Omit every picture and return the rest of the data unaltered.

-- BEGIN --

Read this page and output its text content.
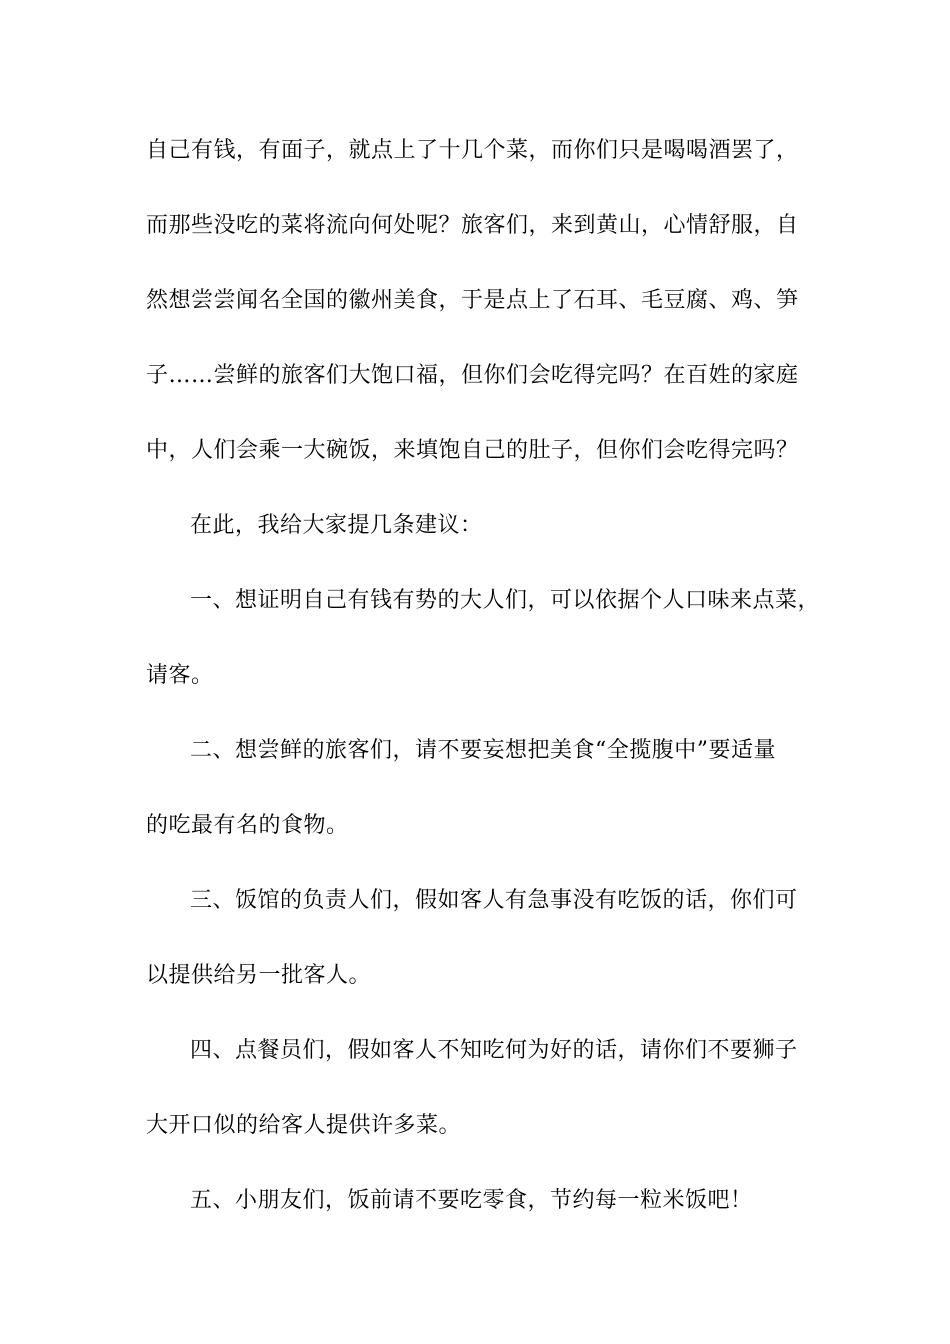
自己有钱，有面子，就点上了十几个菜，而你们只是喝喝酒罢了，
而那些没吃的菜将流向何处呢？旅客们，来到黄山，心情舒服，自
然想尝尝闻名全国的徽州美食，于是点上了石耳、毛豆腐、鸡、笋
子……尝鲜的旅客们大饱口福，但你们会吃得完吗？在百姓的家庭
中，人们会乘一大碗饭，来填饱自己的肚子，但你们会吃得完吗？
在此，我给大家提几条建议：
一、想证明自己有钱有势的大人们，可以依据个人口味来点菜，
请客。
二、想尝鲜的旅客们，请不要妄想把美食“全揽腹中”要适量
的吃最有名的食物。
三、饭馆的负责人们，假如客人有急事没有吃饭的话，你们可
以提供给另一批客人。
四、点餐员们，假如客人不知吃何为好的话，请你们不要狮子
大开口似的给客人提供许多菜。
五、小朋友们，饭前请不要吃零食，节约每一粒米饭吧！
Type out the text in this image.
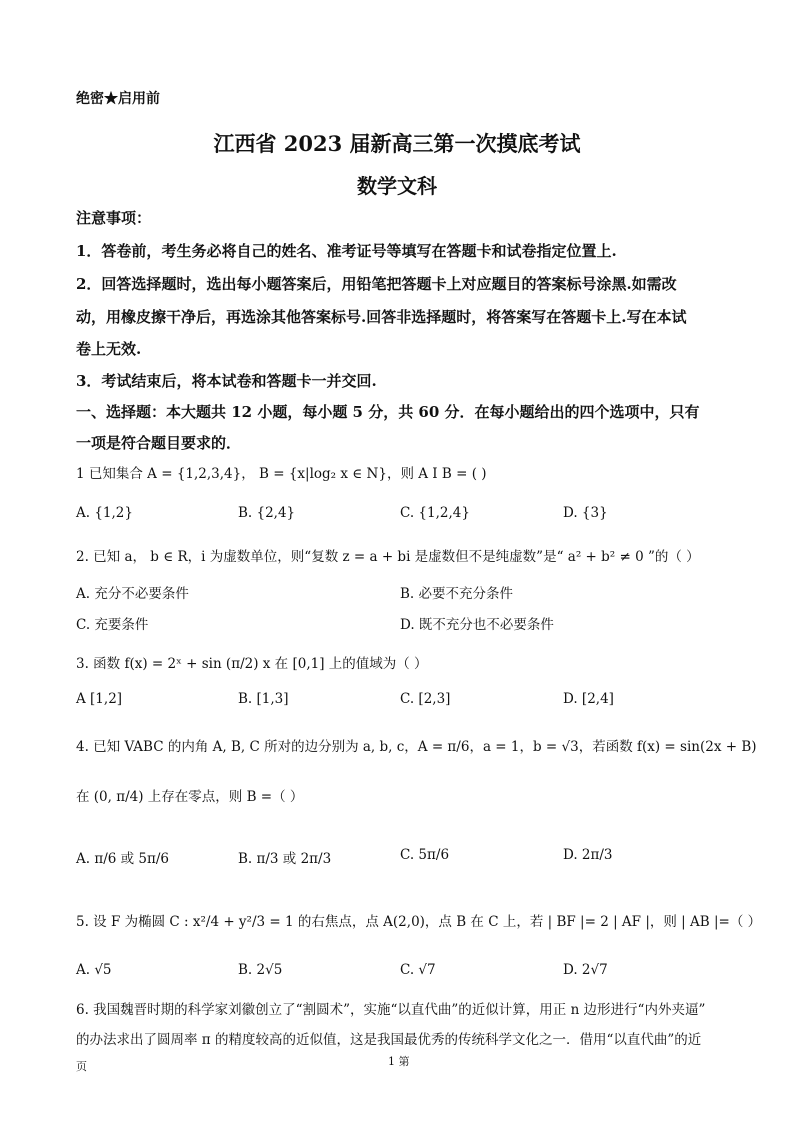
绝密★启用前
江西省 2023 届新高三第一次摸底考试
数学文科
注意事项：
1．答卷前，考生务必将自己的姓名、准考证号等填写在答题卡和试卷指定位置上.
2．回答选择题时，选出每小题答案后，用铅笔把答题卡上对应题目的答案标号涂黑.如需改
动，用橡皮擦干净后，再选涂其他答案标号.回答非选择题时，将答案写在答题卡上.写在本试
卷上无效.
3．考试结束后，将本试卷和答题卡一并交回.
一、选择题：本大题共 12 小题，每小题 5 分，共 60 分．在每小题给出的四个选项中，只有
一项是符合题目要求的．
1 已知集合 A = {1,2,3,4}， B = {x|log₂ x ∈ N}，则 A I B = ( )
A. {1,2}	B. {2,4}	C. {1,2,4}	D. {3}
2. 已知 a， b ∈ R，i 为虚数单位，则“复数 z = a + bi 是虚数但不是纯虚数”是“ a² + b² ≠ 0 ”的（ ）
A. 充分不必要条件	B. 必要不充分条件
C. 充要条件	D. 既不充分也不必要条件
3. 函数 f(x) = 2ˣ + sin (π/2) x 在 [0,1] 上的值域为（ ）
A [1,2]	B. [1,3]	C. [2,3]	D. [2,4]
4. 已知 VABC 的内角 A, B, C 所对的边分别为 a, b, c，A = π/6，a = 1，b = √3，若函数 f(x) = sin(2x + B)
在 (0, π/4) 上存在零点，则 B =（ ）
A. π/6 或 5π/6	B. π/3 或 2π/3	C. 5π/6	D. 2π/3
5. 设 F 为椭圆 C : x²/4 + y²/3 = 1 的右焦点，点 A(2,0)，点 B 在 C 上，若 | BF |= 2 | AF |，则 | AB |=（ ）
A. √5	B. 2√5	C. √7	D. 2√7
6. 我国魏晋时期的科学家刘徽创立了“割圆术”，实施“以直代曲”的近似计算，用正 n 边形进行“内外夹逼”
的办法求出了圆周率 π 的精度较高的近似值，这是我国最优秀的传统科学文化之一．借用“以直代曲”的近
页	1 第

-- END --

• _EXERCISE RESPONSE_:
Read this page and output its text content.
自己有钱，有面子，就点上了十几个菜，而你们只是喝喝酒罢了，
而那些没吃的菜将流向何处呢？旅客们，来到黄山，心情舒服，自
然想尝尝闻名全国的徽州美食，于是点上了石耳、毛豆腐、鸡、笋
子……尝鲜的旅客们大饱口福，但你们会吃得完吗？在百姓的家庭
中，人们会乘一大碗饭，来填饱自己的肚子，但你们会吃得完吗？
在此，我给大家提几条建议：
一、想证明自己有钱有势的大人们，可以依据个人口味来点菜，
请客。
二、想尝鲜的旅客们，请不要妄想把美食“全揽腹中”要适量
的吃最有名的食物。
三、饭馆的负责人们，假如客人有急事没有吃饭的话，你们可
以提供给另一批客人。
四、点餐员们，假如客人不知吃何为好的话，请你们不要狮子
大开口似的给客人提供许多菜。
五、小朋友们，饭前请不要吃零食，节约每一粒米饭吧！
Type out the text in this image.
绝密★启用前
江西省 2023 届新高三第一次摸底考试
数学文科
注意事项：
1．答卷前，考生务必将自己的姓名、准考证号等填写在答题卡和试卷指定位置上.
2．回答选择题时，选出每小题答案后，用铅笔把答题卡上对应题目的答案标号涂黑.如需改
动，用橡皮擦干净后，再选涂其他答案标号.回答非选择题时，将答案写在答题卡上.写在本试
卷上无效.
3．考试结束后，将本试卷和答题卡一并交回.
一、选择题：本大题共 12 小题，每小题 5 分，共 60 分．在每小题给出的四个选项中，只有
一项是符合题目要求的．
1 已知集合 A = {1,2,3,4}， B = {x|log₂ x ∈ N}，则 A I B = ( )
A. {1,2}	B. {2,4}	C. {1,2,4}	D. {3}
2. 已知 a， b ∈ R，i 为虚数单位，则“复数 z = a + bi 是虚数但不是纯虚数”是“ a² + b² ≠ 0 ”的（ ）
A. 充分不必要条件	B. 必要不充分条件
C. 充要条件	D. 既不充分也不必要条件
3. 函数 f(x) = 2ˣ + sin (π/2) x 在 [0,1] 上的值域为（ ）
A [1,2]	B. [1,3]	C. [2,3]	D. [2,4]
4. 已知 VABC 的内角 A, B, C 所对的边分别为 a, b, c，A = π/6，a = 1，b = √3，若函数 f(x) = sin(2x + B)
在 (0, π/4) 上存在零点，则 B =（ ）
A. π/6 或 5π/6	B. π/3 或 2π/3	C. 5π/6	D. 2π/3
5. 设 F 为椭圆 C : x²/4 + y²/3 = 1 的右焦点，点 A(2,0)，点 B 在 C 上，若 | BF |= 2 | AF |，则 | AB |=（ ）
A. √5	B. 2√5	C. √7	D. 2√7
6. 我国魏晋时期的科学家刘徽创立了“割圆术”，实施“以直代曲”的近似计算，用正 n 边形进行“内外夹逼”
的办法求出了圆周率 π 的精度较高的近似值，这是我国最优秀的传统科学文化之一．借用“以直代曲”的近
页	1 第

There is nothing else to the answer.